* START *
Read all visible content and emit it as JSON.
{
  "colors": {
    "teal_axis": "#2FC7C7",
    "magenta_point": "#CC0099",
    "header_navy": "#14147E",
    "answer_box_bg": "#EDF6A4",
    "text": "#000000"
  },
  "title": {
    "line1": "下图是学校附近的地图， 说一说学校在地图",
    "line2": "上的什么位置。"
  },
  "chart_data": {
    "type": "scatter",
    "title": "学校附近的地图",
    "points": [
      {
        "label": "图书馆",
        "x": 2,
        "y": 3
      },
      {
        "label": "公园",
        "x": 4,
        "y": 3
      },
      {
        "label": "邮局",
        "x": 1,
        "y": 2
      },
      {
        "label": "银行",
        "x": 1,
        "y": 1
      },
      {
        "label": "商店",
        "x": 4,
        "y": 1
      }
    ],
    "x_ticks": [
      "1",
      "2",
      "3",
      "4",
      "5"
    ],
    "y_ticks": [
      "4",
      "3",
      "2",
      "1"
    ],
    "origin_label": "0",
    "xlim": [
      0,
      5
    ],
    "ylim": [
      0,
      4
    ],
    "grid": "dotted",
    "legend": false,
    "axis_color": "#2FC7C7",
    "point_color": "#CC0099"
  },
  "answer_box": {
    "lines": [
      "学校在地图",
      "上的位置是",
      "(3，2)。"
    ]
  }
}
* END *
- Instructions to follow
Copy out each line exactly as written.

- Answer to the exercise
Read all visible content and emit it as JSON.
{
  "colors": {
    "teal_axis": "#2FC7C7",
    "magenta_point": "#CC0099",
    "header_navy": "#14147E",
    "answer_box_bg": "#EDF6A4",
    "text": "#000000"
  },
  "title": {
    "line1": "下图是学校附近的地图， 说一说学校在地图",
    "line2": "上的什么位置。"
  },
  "chart_data": {
    "type": "scatter",
    "title": "学校附近的地图",
    "points": [
      {
        "label": "图书馆",
        "x": 2,
        "y": 3
      },
      {
        "label": "公园",
        "x": 4,
        "y": 3
      },
      {
        "label": "邮局",
        "x": 1,
        "y": 2
      },
      {
        "label": "银行",
        "x": 1,
        "y": 1
      },
      {
        "label": "商店",
        "x": 4,
        "y": 1
      }
    ],
    "x_ticks": [
      "1",
      "2",
      "3",
      "4",
      "5"
    ],
    "y_ticks": [
      "4",
      "3",
      "2",
      "1"
    ],
    "origin_label": "0",
    "xlim": [
      0,
      5
    ],
    "ylim": [
      0,
      4
    ],
    "grid": "dotted",
    "legend": false,
    "axis_color": "#2FC7C7",
    "point_color": "#CC0099"
  },
  "answer_box": {
    "lines": [
      "学校在地图",
      "上的位置是",
      "(3，2)。"
    ]
  }
}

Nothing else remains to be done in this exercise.